> **Exercise goal**: Below is a set of records; restate each one word for word.

> **Dataset entries**:

....................

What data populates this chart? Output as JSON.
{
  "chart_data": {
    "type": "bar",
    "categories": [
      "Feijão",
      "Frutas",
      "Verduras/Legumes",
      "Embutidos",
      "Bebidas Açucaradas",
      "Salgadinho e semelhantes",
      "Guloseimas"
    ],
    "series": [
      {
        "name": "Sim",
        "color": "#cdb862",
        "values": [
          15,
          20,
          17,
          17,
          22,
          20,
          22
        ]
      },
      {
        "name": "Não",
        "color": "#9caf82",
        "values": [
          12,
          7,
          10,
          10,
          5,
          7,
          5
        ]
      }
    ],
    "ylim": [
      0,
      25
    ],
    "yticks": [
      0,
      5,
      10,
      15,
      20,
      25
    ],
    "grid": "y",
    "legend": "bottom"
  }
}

....................

> **Output of the exercise**:
What data populates this chart? Output as JSON.
{
  "chart_data": {
    "type": "bar",
    "categories": [
      "Feijão",
      "Frutas",
      "Verduras/Legumes",
      "Embutidos",
      "Bebidas Açucaradas",
      "Salgadinho e semelhantes",
      "Guloseimas"
    ],
    "series": [
      {
        "name": "Sim",
        "color": "#cdb862",
        "values": [
          15,
          20,
          17,
          17,
          22,
          20,
          22
        ]
      },
      {
        "name": "Não",
        "color": "#9caf82",
        "values": [
          12,
          7,
          10,
          10,
          5,
          7,
          5
        ]
      }
    ],
    "ylim": [
      0,
      25
    ],
    "yticks": [
      0,
      5,
      10,
      15,
      20,
      25
    ],
    "grid": "y",
    "legend": "bottom"
  }
}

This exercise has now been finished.